━━ DATA EXTRACT ━━
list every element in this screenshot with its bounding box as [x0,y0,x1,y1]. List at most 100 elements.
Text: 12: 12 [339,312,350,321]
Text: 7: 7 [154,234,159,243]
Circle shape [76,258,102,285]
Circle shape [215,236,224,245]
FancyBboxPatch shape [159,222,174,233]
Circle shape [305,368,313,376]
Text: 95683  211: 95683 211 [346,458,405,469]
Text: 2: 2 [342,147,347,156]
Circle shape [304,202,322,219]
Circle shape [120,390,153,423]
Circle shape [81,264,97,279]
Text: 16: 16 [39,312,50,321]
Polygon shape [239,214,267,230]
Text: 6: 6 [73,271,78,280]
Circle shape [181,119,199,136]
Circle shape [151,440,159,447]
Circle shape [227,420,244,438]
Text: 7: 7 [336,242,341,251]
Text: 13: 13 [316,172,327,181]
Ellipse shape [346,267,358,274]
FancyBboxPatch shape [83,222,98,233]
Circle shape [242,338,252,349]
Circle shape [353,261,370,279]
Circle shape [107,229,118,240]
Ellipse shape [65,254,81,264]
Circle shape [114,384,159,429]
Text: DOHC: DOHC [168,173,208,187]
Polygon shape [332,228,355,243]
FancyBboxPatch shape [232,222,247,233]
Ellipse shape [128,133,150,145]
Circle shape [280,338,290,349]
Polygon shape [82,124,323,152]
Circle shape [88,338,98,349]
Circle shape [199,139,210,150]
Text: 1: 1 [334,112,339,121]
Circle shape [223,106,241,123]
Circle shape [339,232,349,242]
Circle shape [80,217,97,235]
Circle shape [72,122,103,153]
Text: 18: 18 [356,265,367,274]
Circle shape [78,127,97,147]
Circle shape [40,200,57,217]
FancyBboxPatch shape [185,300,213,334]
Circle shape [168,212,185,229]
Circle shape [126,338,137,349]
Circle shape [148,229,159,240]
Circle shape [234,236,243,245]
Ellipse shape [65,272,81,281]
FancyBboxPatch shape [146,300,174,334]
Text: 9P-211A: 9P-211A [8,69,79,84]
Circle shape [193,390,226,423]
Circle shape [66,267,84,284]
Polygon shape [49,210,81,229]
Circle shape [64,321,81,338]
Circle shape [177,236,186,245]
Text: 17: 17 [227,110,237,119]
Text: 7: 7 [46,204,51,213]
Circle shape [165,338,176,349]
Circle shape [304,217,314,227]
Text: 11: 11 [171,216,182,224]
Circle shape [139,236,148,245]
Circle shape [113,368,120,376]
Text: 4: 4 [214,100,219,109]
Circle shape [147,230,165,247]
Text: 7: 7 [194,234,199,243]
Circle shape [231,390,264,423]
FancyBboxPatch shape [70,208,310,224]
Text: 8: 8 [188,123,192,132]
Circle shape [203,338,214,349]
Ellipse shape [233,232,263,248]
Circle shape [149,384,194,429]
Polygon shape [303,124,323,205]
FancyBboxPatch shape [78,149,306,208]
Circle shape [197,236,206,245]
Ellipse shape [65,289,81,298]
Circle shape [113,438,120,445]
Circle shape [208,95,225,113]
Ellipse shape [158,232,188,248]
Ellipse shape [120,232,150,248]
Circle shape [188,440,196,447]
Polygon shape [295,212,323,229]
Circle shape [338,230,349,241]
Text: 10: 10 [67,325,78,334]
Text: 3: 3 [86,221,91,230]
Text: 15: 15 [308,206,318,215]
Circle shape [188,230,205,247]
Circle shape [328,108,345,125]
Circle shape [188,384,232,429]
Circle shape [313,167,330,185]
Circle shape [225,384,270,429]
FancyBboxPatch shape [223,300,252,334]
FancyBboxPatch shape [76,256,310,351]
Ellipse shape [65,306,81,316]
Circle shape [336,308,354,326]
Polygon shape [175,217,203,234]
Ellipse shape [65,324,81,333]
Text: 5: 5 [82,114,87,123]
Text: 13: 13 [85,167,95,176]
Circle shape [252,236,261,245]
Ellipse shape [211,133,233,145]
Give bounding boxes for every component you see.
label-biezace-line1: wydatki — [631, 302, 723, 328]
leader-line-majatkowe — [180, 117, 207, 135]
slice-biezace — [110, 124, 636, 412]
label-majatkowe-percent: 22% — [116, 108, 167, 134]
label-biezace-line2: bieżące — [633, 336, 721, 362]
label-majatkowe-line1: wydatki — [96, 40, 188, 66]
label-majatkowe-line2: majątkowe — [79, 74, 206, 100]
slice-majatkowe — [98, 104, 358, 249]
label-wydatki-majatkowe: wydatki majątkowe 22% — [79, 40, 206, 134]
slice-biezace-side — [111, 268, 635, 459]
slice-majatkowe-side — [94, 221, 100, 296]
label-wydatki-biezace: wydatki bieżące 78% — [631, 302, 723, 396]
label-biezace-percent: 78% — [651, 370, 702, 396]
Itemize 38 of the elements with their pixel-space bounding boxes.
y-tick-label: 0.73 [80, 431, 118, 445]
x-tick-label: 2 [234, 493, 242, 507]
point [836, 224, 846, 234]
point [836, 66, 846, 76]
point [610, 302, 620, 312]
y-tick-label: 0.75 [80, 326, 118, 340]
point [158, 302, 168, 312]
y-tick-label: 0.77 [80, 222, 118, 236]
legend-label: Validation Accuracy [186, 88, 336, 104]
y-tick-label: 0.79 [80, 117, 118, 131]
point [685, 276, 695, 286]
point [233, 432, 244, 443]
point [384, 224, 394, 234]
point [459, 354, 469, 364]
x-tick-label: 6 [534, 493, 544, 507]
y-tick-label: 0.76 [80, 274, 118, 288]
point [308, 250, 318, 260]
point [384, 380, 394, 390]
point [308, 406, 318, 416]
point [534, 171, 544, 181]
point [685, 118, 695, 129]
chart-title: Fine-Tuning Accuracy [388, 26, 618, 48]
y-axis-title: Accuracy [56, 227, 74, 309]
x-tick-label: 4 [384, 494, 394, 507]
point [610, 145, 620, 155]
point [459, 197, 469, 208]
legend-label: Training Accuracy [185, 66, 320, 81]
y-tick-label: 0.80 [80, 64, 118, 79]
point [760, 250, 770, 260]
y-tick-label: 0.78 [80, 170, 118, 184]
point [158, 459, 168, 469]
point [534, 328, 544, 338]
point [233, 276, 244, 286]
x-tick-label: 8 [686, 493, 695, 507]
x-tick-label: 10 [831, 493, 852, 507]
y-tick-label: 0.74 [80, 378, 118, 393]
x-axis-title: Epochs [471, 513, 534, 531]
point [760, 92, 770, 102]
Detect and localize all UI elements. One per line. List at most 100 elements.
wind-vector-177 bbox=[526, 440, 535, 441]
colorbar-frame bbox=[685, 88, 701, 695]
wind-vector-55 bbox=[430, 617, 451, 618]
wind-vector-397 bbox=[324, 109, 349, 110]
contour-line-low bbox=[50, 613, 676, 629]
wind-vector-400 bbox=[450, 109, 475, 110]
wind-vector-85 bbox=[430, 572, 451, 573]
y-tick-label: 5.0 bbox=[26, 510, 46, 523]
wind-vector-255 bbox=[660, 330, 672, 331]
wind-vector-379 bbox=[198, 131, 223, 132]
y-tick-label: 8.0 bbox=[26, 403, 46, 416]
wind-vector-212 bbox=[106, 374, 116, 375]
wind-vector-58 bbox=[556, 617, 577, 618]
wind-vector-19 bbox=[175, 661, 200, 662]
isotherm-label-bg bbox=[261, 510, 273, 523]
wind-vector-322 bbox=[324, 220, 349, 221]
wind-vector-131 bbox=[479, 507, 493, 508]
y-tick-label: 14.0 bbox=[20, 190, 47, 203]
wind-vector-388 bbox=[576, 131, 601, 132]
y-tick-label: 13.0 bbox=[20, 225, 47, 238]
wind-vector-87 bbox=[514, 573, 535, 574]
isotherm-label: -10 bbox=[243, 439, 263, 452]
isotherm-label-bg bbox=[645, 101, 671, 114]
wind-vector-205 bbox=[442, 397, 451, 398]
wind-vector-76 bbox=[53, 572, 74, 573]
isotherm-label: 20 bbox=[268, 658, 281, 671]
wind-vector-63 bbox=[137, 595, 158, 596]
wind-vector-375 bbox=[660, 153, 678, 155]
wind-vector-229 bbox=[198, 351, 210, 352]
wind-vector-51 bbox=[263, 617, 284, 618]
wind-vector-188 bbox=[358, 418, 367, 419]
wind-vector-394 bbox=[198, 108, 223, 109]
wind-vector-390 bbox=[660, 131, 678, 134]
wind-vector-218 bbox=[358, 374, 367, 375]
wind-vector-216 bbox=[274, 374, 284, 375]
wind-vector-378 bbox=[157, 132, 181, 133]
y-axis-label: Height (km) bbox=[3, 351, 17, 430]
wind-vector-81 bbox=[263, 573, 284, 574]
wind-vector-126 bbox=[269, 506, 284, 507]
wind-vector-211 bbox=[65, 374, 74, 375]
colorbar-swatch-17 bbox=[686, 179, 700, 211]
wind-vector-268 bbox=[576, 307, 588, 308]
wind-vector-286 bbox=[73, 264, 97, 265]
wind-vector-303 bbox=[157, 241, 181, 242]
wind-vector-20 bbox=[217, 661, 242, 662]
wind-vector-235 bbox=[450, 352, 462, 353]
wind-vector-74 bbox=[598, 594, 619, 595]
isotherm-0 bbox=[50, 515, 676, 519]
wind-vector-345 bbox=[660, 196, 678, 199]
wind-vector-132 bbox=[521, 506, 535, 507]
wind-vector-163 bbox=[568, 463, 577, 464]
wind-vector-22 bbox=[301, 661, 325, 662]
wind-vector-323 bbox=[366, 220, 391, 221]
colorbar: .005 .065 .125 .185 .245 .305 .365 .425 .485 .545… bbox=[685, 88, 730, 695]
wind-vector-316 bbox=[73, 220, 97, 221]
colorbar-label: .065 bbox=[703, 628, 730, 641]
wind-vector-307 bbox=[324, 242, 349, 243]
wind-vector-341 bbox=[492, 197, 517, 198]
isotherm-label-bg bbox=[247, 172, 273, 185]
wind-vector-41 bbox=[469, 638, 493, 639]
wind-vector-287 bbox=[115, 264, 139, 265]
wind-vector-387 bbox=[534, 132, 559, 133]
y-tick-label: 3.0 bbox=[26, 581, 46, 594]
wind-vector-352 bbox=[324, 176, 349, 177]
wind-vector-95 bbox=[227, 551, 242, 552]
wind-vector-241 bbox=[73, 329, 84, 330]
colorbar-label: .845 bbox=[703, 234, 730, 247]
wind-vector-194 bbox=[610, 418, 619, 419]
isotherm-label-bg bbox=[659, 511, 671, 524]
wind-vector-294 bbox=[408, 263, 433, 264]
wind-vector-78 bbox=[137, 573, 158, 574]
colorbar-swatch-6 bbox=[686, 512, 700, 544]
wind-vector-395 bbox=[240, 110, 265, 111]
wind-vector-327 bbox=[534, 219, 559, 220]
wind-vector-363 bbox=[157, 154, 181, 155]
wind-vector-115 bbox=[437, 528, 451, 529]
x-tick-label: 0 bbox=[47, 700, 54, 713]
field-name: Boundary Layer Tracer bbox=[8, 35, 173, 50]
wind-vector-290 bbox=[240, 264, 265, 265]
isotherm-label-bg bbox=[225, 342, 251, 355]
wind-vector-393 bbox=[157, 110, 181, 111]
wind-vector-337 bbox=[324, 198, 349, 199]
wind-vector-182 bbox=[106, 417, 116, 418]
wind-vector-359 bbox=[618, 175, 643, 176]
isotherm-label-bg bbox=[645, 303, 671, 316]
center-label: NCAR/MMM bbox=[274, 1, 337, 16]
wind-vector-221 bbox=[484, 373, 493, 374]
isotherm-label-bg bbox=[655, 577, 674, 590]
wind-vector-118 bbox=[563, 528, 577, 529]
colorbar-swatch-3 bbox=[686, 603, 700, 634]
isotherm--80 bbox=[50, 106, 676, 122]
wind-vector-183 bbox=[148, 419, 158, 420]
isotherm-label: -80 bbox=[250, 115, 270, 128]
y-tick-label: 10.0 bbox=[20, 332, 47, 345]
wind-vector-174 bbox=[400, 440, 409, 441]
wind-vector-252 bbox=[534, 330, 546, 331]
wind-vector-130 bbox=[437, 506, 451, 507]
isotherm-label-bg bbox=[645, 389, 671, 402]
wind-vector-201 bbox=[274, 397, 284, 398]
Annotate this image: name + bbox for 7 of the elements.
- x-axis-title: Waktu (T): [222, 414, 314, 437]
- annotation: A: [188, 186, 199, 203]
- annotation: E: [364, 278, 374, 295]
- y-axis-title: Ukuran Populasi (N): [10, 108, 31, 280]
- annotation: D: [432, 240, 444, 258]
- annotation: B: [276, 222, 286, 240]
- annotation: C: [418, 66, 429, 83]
━━━
▸ PROBLEM REQUIREMENTS: Reproduce the records word for word, starting at the first line and stopping after the line that contains "Circle shape [280,338,290,349]".

▸ FINAL RESULT:
list every element in this screenshot with its bounding box as [x0,y0,x1,y1]. List at most 100 elements.
Text: 12: 12 [339,312,350,321]
Text: 7: 7 [154,234,159,243]
Circle shape [76,258,102,285]
Circle shape [215,236,224,245]
FancyBboxPatch shape [159,222,174,233]
Circle shape [305,368,313,376]
Text: 95683  211: 95683 211 [346,458,405,469]
Text: 2: 2 [342,147,347,156]
Circle shape [304,202,322,219]
Circle shape [120,390,153,423]
Circle shape [81,264,97,279]
Text: 16: 16 [39,312,50,321]
Polygon shape [239,214,267,230]
Text: 6: 6 [73,271,78,280]
Circle shape [181,119,199,136]
Circle shape [151,440,159,447]
Circle shape [227,420,244,438]
Text: 7: 7 [336,242,341,251]
Text: 13: 13 [316,172,327,181]
Ellipse shape [346,267,358,274]
FancyBboxPatch shape [83,222,98,233]
Circle shape [242,338,252,349]
Circle shape [353,261,370,279]
Circle shape [107,229,118,240]
Ellipse shape [65,254,81,264]
Circle shape [114,384,159,429]
Text: DOHC: DOHC [168,173,208,187]
Polygon shape [332,228,355,243]
FancyBboxPatch shape [232,222,247,233]
Ellipse shape [128,133,150,145]
Circle shape [280,338,290,349]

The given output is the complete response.